## AIM OF THE TASK
If a line below contains the string "Distinguish", return that line.

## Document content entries
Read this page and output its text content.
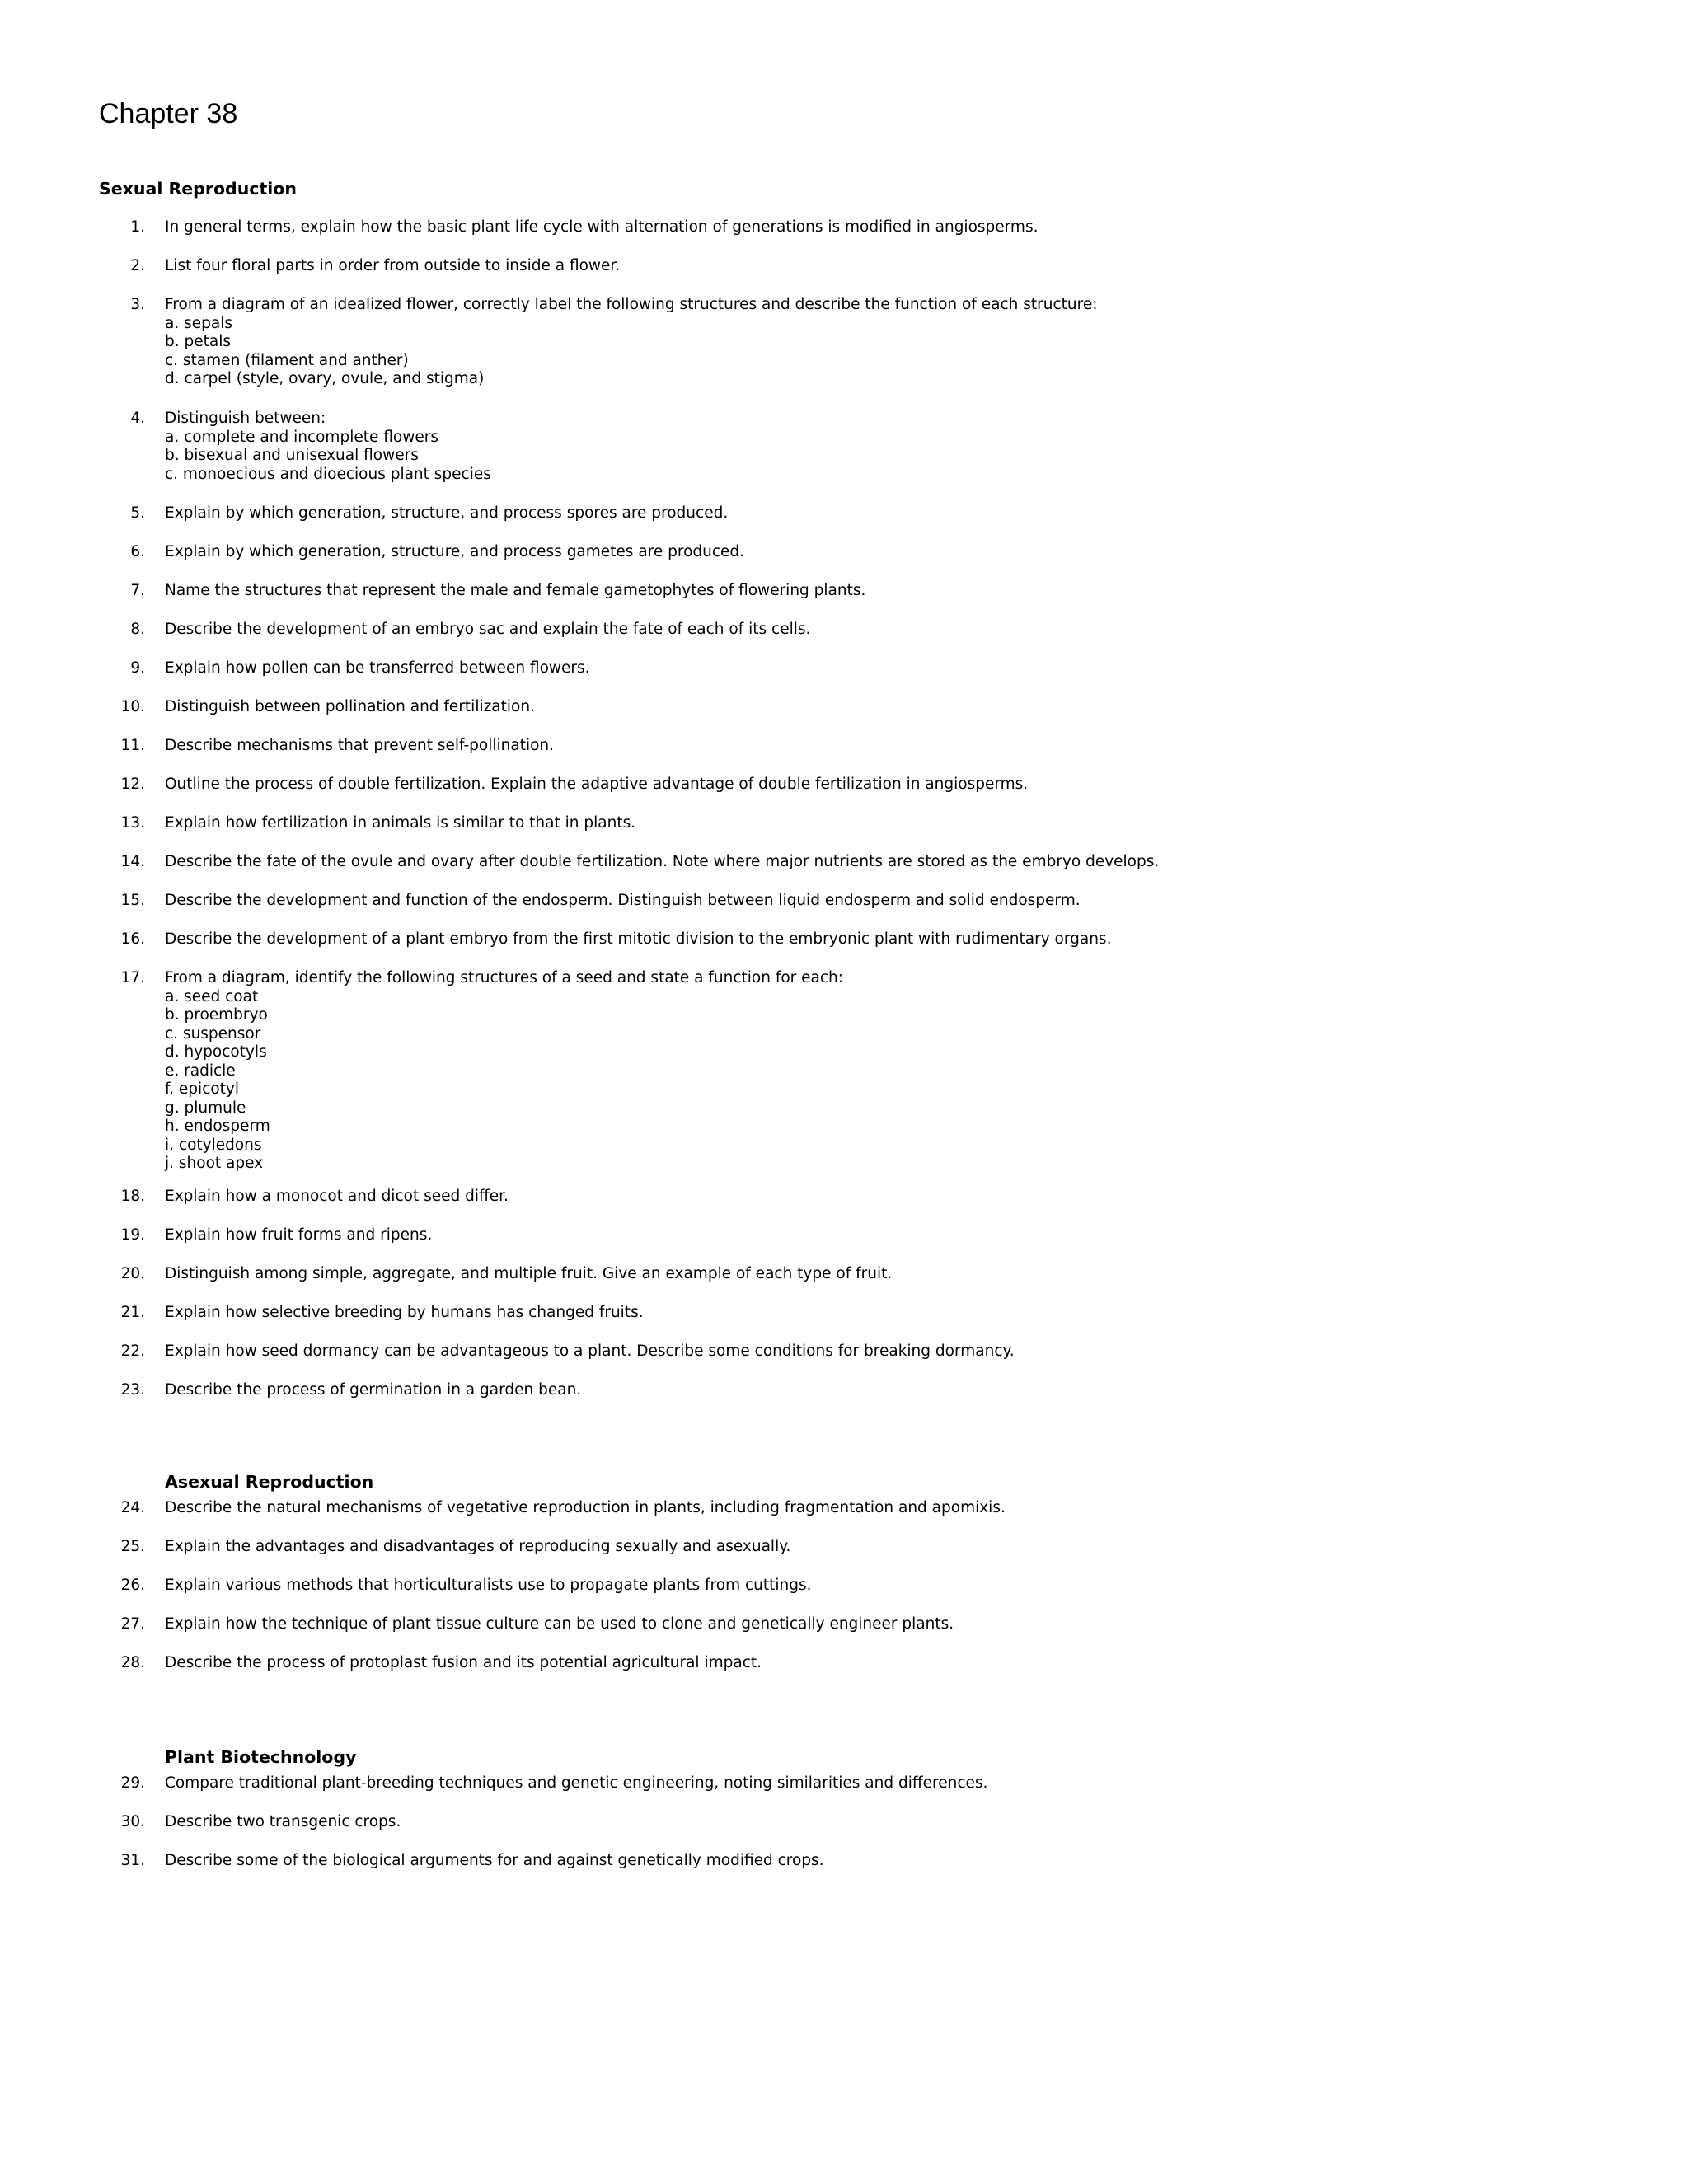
Chapter 38
Sexual Reproduction
1. In general terms, explain how the basic plant life cycle with alternation of generations is modified in angiosperms.
2. List four floral parts in order from outside to inside a flower.
3. From a diagram of an idealized flower, correctly label the following structures and describe the function of each structure:
a. sepals
b. petals
c. stamen (filament and anther)
d. carpel (style, ovary, ovule, and stigma)
4. Distinguish between:
a. complete and incomplete flowers
b. bisexual and unisexual flowers
c. monoecious and dioecious plant species
5. Explain by which generation, structure, and process spores are produced.
6. Explain by which generation, structure, and process gametes are produced.
7. Name the structures that represent the male and female gametophytes of flowering plants.
8. Describe the development of an embryo sac and explain the fate of each of its cells.
9. Explain how pollen can be transferred between flowers.
10. Distinguish between pollination and fertilization.
11. Describe mechanisms that prevent self-pollination.
12. Outline the process of double fertilization. Explain the adaptive advantage of double fertilization in angiosperms.
13. Explain how fertilization in animals is similar to that in plants.
14. Describe the fate of the ovule and ovary after double fertilization. Note where major nutrients are stored as the embryo develops.
15. Describe the development and function of the endosperm. Distinguish between liquid endosperm and solid endosperm.
16. Describe the development of a plant embryo from the first mitotic division to the embryonic plant with rudimentary organs.
17. From a diagram, identify the following structures of a seed and state a function for each:
a. seed coat
b. proembryo
c. suspensor
d. hypocotyls
e. radicle
f. epicotyl
g. plumule
h. endosperm
i. cotyledons
j. shoot apex
18. Explain how a monocot and dicot seed differ.
19. Explain how fruit forms and ripens.
20. Distinguish among simple, aggregate, and multiple fruit. Give an example of each type of fruit.
21. Explain how selective breeding by humans has changed fruits.
22. Explain how seed dormancy can be advantageous to a plant. Describe some conditions for breaking dormancy.
23. Describe the process of germination in a garden bean.
Asexual Reproduction
24. Describe the natural mechanisms of vegetative reproduction in plants, including fragmentation and apomixis.
25. Explain the advantages and disadvantages of reproducing sexually and asexually.
26. Explain various methods that horticulturalists use to propagate plants from cuttings.
27. Explain how the technique of plant tissue culture can be used to clone and genetically engineer plants.
28. Describe the process of protoplast fusion and its potential agricultural impact.
Plant Biotechnology
29. Compare traditional plant-breeding techniques and genetic engineering, noting similarities and differences.
30. Describe two transgenic crops.
31. Describe some of the biological arguments for and against genetically modified crops.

## SOLUTION FOR THIS EXERCISE
4. Distinguish between:
10. Distinguish between pollination and fertilization.
15. Describe the development and function of the endosperm. Distinguish between liquid endosperm and solid endosperm.
20. Distinguish among simple, aggregate, and multiple fruit. Give an example of each type of fruit.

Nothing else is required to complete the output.